- _WHAT NEEDS TO BE DONE_: Locate the lines where "this" occurs and copy them as they stand.

[Stored entries]
--------------------------------

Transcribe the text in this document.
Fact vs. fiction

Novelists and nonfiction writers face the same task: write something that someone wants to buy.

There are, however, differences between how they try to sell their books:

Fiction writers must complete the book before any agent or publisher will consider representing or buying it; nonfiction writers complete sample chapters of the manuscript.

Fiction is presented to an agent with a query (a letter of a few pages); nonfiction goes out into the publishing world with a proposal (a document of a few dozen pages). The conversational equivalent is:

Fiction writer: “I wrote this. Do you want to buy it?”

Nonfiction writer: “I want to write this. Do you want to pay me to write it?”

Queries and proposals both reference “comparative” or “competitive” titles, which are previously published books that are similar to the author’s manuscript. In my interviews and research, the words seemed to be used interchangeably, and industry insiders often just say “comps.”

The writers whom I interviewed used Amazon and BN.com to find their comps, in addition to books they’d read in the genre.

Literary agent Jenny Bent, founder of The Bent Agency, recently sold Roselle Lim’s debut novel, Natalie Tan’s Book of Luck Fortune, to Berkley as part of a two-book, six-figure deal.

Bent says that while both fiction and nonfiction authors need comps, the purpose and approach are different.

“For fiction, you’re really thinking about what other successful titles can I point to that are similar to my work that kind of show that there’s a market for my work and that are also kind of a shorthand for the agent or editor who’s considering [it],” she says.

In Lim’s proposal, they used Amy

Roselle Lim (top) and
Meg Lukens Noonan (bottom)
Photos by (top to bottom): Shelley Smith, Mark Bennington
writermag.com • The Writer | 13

--------------------------------

- _WRITTEN ANSWER_:
Transcribe the text in this document.
Fiction writer: “I wrote this. Do you want to buy it?”
Nonfiction writer: “I want to write this. Do you want to pay me to write it?”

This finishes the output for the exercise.